- _Directive_: Copy each line that holds "text".

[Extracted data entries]
◇ ◇ ◇

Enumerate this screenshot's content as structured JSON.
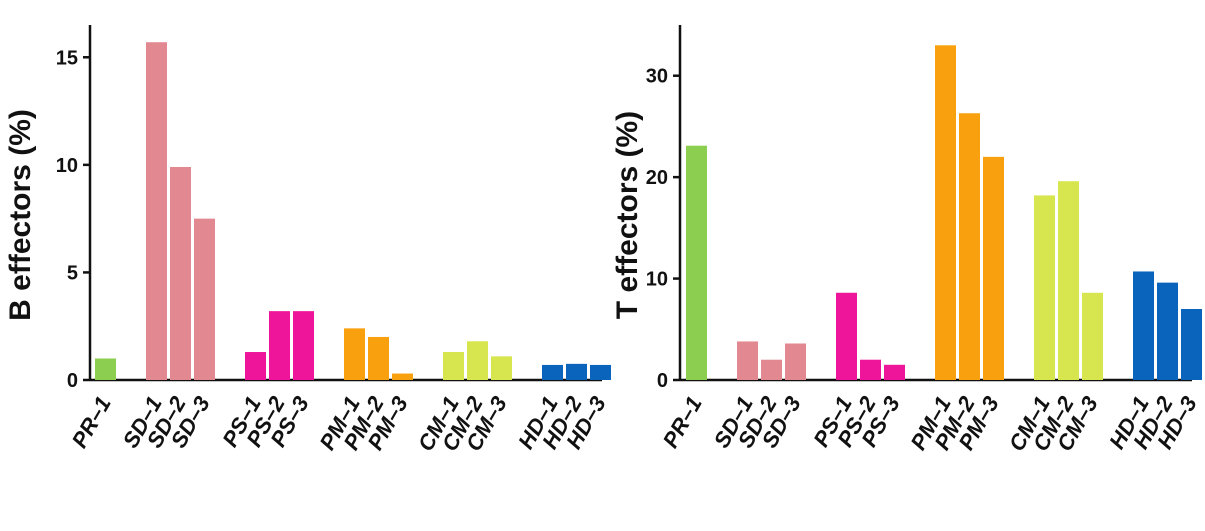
{
  "chart_data": [
    {
      "type": "bar",
      "xlabel": "",
      "ylabel": "B effectors (%)",
      "ylim": [
        0,
        16.5
      ],
      "yticks": [
        0,
        5,
        10,
        15
      ],
      "groups": [
        {
          "name": "PR",
          "color": "#8ccf50",
          "categories": [
            "PR–1"
          ],
          "values": [
            1.0
          ]
        },
        {
          "name": "SD",
          "color": "#e28890",
          "categories": [
            "SD–1",
            "SD–2",
            "SD–3"
          ],
          "values": [
            15.7,
            9.9,
            7.5
          ]
        },
        {
          "name": "PS",
          "color": "#ee159a",
          "categories": [
            "PS–1",
            "PS–2",
            "PS–3"
          ],
          "values": [
            1.3,
            3.2,
            3.2
          ]
        },
        {
          "name": "PM",
          "color": "#f9a00e",
          "categories": [
            "PM–1",
            "PM–2",
            "PM–3"
          ],
          "values": [
            2.4,
            2.0,
            0.3
          ]
        },
        {
          "name": "CM",
          "color": "#d7e64f",
          "categories": [
            "CM–1",
            "CM–2",
            "CM–3"
          ],
          "values": [
            1.3,
            1.8,
            1.1
          ]
        },
        {
          "name": "HD",
          "color": "#0a64bb",
          "categories": [
            "HD–1",
            "HD–2",
            "HD–3"
          ],
          "values": [
            0.7,
            0.75,
            0.7
          ]
        }
      ]
    },
    {
      "type": "bar",
      "xlabel": "",
      "ylabel": "T effectors (%)",
      "ylim": [
        0,
        35
      ],
      "yticks": [
        0,
        10,
        20,
        30
      ],
      "groups": [
        {
          "name": "PR",
          "color": "#8ccf50",
          "categories": [
            "PR–1"
          ],
          "values": [
            23.1
          ]
        },
        {
          "name": "SD",
          "color": "#e28890",
          "categories": [
            "SD–1",
            "SD–2",
            "SD–3"
          ],
          "values": [
            3.8,
            2.0,
            3.6
          ]
        },
        {
          "name": "PS",
          "color": "#ee159a",
          "categories": [
            "PS–1",
            "PS–2",
            "PS–3"
          ],
          "values": [
            8.6,
            2.0,
            1.5
          ]
        },
        {
          "name": "PM",
          "color": "#f9a00e",
          "categories": [
            "PM–1",
            "PM–2",
            "PM–3"
          ],
          "values": [
            33.0,
            26.3,
            22.0
          ]
        },
        {
          "name": "CM",
          "color": "#d7e64f",
          "categories": [
            "CM–1",
            "CM–2",
            "CM–3"
          ],
          "values": [
            18.2,
            19.6,
            8.6
          ]
        },
        {
          "name": "HD",
          "color": "#0a64bb",
          "categories": [
            "HD–1",
            "HD–2",
            "HD–3"
          ],
          "values": [
            10.7,
            9.6,
            7.0
          ]
        }
      ]
    }
  ]
}
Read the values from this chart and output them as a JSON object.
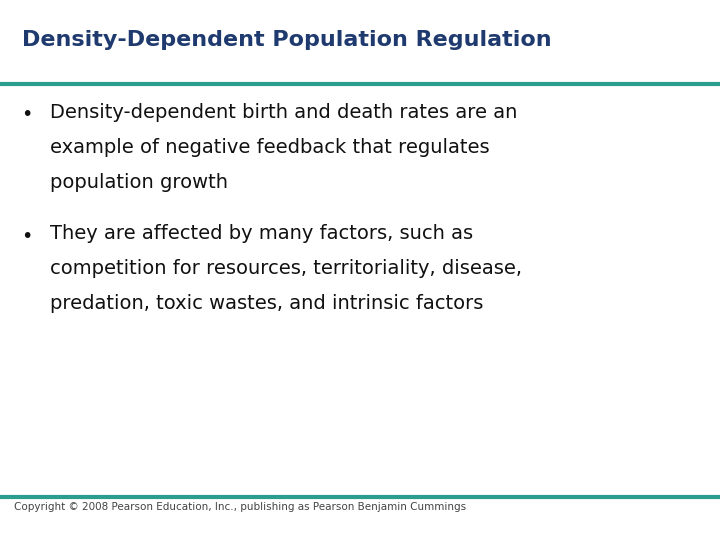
{
  "title": "Density-Dependent Population Regulation",
  "title_color": "#1F3A6E",
  "title_fontsize": 16,
  "line_color": "#2A9D8F",
  "line_thickness": 3,
  "bullet1_line1": "Density-dependent birth and death rates are an",
  "bullet1_line2": "example of negative feedback that regulates",
  "bullet1_line3": "population growth",
  "bullet2_line1": "They are affected by many factors, such as",
  "bullet2_line2": "competition for resources, territoriality, disease,",
  "bullet2_line3": "predation, toxic wastes, and intrinsic factors",
  "bullet_color": "#111111",
  "bullet_fontsize": 14,
  "bullet_symbol": "•",
  "copyright": "Copyright © 2008 Pearson Education, Inc., publishing as Pearson Benjamin Cummings",
  "copyright_fontsize": 7.5,
  "copyright_color": "#444444",
  "bg_color": "#FFFFFF",
  "bottom_line_color": "#2A9D8F"
}
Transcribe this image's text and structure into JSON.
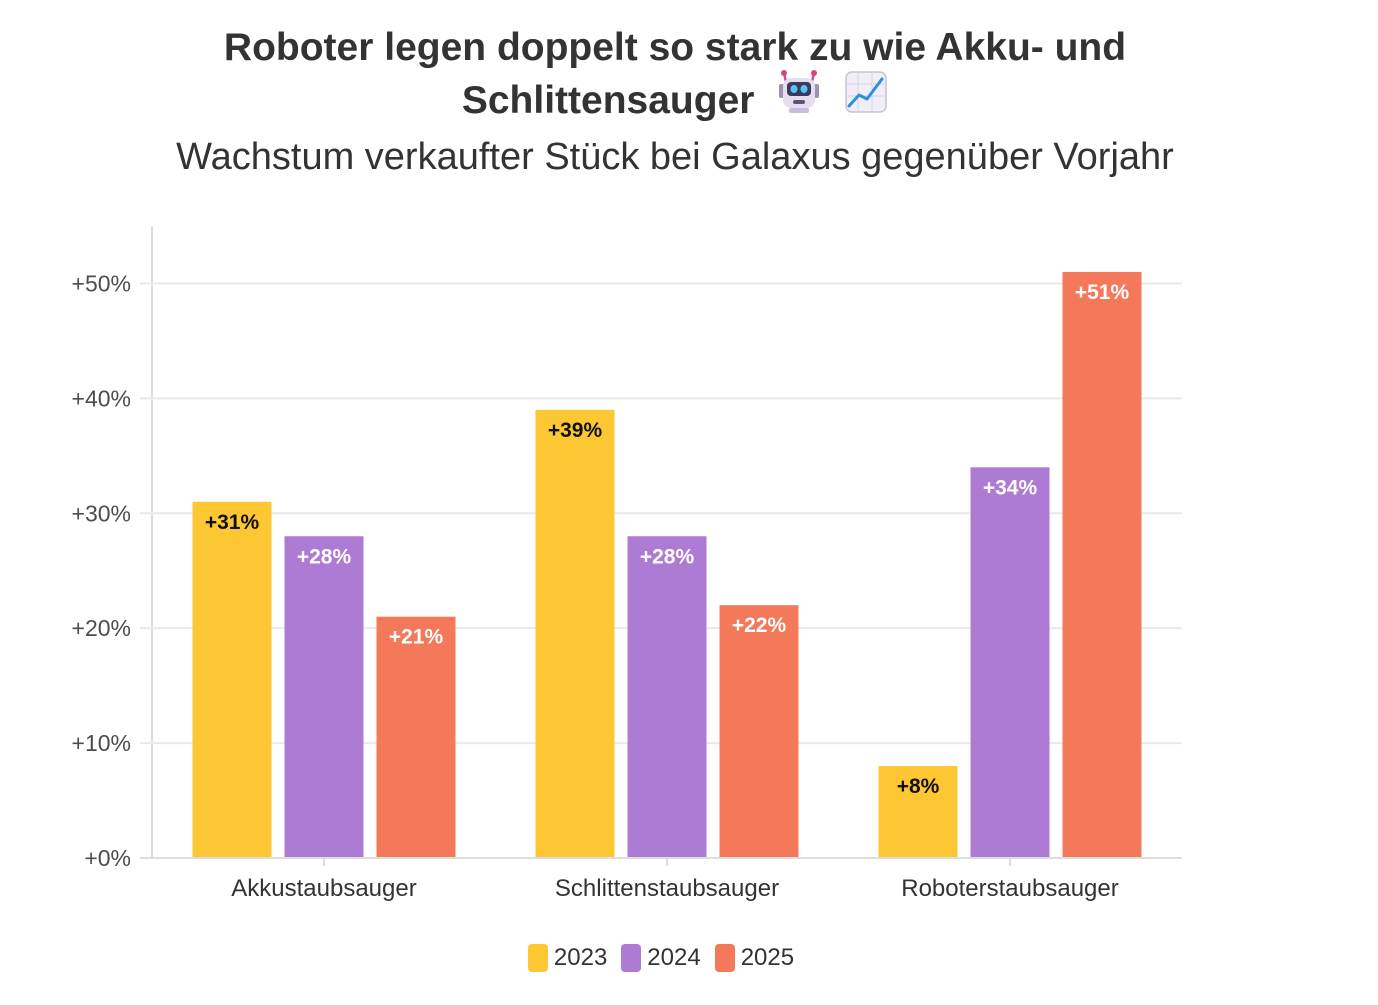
{
  "title": {
    "line1": "Roboter legen doppelt so stark zu wie Akku- und",
    "line2": "Schlittensauger",
    "icons": [
      "robot-emoji-icon",
      "chart-increasing-emoji-icon"
    ]
  },
  "subtitle": "Wachstum verkaufter Stück bei Galaxus gegenüber Vorjahr",
  "colors": {
    "2023": "#FDC633",
    "2024": "#AE7BD4",
    "2025": "#F4785A",
    "grid": "#E9E9E9",
    "axis": "#DDDDDD",
    "text": "#333333"
  },
  "chart_data": {
    "type": "bar",
    "categories": [
      "Akkustaubsauger",
      "Schlittenstaubsauger",
      "Roboterstaubsauger"
    ],
    "series": [
      {
        "name": "2023",
        "values": [
          31,
          39,
          8
        ],
        "labels": [
          "+31%",
          "+39%",
          "+8%"
        ]
      },
      {
        "name": "2024",
        "values": [
          28,
          28,
          34
        ],
        "labels": [
          "+28%",
          "+28%",
          "+34%"
        ]
      },
      {
        "name": "2025",
        "values": [
          21,
          22,
          51
        ],
        "labels": [
          "+21%",
          "+22%",
          "+51%"
        ]
      }
    ],
    "ylim": [
      0,
      55
    ],
    "yticks": [
      0,
      10,
      20,
      30,
      40,
      50
    ],
    "ytick_labels": [
      "+0%",
      "+10%",
      "+20%",
      "+30%",
      "+40%",
      "+50%"
    ],
    "xlabel": "",
    "ylabel": "",
    "grid": true,
    "legend_position": "bottom-center"
  },
  "legend": [
    {
      "label": "2023"
    },
    {
      "label": "2024"
    },
    {
      "label": "2025"
    }
  ]
}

◇ ◇ ◇

- _The completed task_:
Transcribe this image's text and structure into JSON.
    "text": "#333333"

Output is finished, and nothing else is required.